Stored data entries
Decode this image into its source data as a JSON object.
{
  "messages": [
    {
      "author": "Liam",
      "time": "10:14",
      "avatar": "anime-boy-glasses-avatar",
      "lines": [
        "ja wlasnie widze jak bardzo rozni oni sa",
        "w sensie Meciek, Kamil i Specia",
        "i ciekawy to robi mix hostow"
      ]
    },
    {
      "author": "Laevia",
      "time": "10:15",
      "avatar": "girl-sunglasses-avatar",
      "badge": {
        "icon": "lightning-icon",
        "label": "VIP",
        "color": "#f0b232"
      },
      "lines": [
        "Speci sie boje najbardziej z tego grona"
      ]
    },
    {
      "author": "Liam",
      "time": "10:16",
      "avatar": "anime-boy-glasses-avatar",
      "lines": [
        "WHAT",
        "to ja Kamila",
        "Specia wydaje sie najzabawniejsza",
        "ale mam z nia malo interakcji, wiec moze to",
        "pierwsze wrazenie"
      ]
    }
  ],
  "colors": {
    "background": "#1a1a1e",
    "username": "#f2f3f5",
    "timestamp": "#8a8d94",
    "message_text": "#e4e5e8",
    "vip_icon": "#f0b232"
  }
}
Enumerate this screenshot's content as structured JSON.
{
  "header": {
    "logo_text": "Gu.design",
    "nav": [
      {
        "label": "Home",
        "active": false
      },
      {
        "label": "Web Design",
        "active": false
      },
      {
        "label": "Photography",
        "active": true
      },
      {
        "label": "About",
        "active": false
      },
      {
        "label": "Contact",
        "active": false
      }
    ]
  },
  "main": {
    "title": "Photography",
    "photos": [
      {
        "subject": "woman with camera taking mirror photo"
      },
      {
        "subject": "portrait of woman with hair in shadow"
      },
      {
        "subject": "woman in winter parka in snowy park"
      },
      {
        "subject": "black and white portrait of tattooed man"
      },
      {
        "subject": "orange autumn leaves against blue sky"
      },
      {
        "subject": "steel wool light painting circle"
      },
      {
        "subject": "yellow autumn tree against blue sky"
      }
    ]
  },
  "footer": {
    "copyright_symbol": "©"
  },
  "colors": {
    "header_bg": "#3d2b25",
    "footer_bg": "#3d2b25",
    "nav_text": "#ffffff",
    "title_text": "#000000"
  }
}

What you will do:
Lines that include the word "with" are to be extracted from the data above.

Answer for the task:
        "subject": "woman with camera taking mirror photo"
        "subject": "portrait of woman with hair in shadow"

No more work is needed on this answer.